Goal: Where a line holds the word "Атаманская", copy that line.
● ● ● ●
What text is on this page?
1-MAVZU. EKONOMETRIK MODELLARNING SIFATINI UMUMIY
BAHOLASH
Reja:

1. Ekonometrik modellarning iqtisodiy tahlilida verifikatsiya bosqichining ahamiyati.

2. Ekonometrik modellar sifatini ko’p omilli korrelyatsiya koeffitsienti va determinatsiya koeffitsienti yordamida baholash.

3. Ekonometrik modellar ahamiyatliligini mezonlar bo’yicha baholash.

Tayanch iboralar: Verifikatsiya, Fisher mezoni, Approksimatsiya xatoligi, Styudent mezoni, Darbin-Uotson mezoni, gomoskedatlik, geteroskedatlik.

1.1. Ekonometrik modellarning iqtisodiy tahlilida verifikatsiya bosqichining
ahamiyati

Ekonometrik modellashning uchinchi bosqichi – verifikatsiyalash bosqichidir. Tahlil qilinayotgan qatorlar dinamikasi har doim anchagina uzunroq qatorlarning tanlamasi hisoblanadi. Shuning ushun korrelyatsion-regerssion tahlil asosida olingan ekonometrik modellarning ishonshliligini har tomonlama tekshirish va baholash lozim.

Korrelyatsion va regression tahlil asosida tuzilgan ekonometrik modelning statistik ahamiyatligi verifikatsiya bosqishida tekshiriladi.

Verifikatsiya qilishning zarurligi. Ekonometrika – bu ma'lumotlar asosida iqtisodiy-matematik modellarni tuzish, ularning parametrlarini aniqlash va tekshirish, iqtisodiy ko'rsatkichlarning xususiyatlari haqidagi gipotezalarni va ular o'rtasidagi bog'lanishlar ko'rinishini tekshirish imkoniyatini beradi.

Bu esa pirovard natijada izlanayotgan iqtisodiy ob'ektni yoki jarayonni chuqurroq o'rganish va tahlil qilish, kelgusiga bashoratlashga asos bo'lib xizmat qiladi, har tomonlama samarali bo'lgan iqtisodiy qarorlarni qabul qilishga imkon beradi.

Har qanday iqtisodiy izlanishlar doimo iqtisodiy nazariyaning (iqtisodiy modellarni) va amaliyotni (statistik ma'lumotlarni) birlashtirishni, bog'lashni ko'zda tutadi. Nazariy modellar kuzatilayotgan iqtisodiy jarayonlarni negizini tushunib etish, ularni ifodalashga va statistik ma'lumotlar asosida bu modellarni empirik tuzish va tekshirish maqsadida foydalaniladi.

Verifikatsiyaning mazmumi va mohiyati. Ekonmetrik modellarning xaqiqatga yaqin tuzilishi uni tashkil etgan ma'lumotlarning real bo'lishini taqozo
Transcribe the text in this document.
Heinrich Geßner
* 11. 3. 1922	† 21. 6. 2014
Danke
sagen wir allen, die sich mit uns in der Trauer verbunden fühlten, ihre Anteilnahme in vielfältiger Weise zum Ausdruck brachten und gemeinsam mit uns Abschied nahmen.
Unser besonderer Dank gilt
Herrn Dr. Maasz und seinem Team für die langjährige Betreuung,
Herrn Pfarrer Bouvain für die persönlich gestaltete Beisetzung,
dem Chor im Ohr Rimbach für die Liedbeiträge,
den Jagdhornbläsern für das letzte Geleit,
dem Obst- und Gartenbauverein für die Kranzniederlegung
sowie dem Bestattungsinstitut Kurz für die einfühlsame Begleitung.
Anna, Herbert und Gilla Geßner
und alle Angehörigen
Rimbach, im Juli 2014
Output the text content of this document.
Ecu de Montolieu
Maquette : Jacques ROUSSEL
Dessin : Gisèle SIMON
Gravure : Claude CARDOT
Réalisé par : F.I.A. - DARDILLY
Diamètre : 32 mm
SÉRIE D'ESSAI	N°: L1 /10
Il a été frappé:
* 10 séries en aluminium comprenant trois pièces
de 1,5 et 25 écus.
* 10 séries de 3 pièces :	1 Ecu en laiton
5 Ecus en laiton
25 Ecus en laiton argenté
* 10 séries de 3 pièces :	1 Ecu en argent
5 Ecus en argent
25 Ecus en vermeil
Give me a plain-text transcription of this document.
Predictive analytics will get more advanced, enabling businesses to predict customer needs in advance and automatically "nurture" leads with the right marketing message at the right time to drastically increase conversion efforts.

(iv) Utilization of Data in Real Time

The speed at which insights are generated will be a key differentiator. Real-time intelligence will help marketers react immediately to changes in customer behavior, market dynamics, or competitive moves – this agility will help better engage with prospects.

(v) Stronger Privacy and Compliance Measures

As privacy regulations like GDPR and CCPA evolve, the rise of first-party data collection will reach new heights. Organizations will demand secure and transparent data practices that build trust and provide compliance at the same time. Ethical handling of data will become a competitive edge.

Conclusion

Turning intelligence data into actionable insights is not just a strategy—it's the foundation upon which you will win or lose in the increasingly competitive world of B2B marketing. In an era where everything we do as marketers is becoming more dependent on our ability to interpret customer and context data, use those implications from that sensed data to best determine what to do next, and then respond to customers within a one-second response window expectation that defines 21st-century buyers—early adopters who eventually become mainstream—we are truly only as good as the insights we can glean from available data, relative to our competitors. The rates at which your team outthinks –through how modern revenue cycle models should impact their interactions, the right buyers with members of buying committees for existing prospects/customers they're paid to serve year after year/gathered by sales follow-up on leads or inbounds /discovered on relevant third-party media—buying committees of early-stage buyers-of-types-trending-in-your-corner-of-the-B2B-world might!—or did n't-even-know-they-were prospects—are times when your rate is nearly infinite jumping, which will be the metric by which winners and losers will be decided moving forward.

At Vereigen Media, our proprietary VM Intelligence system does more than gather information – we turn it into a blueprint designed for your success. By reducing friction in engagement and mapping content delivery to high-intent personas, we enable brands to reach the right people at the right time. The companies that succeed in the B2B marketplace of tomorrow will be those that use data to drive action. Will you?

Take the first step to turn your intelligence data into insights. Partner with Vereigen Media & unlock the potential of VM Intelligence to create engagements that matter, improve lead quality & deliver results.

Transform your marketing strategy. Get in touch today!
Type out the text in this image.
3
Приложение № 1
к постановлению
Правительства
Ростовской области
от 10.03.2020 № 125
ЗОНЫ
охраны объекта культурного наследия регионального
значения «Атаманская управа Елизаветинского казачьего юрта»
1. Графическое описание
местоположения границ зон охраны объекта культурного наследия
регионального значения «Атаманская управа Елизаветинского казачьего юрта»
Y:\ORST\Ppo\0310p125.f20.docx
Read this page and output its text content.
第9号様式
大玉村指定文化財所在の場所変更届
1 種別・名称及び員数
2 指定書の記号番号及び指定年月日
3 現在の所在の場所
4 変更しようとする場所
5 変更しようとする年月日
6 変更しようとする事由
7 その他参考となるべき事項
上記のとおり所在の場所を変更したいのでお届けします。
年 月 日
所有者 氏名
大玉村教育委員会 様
● ● ● ●
Output for this exercise:
значения «Атаманская управа Елизаветинского казачьего юрта»
регионального значения «Атаманская управа Елизаветинского казачьего юрта»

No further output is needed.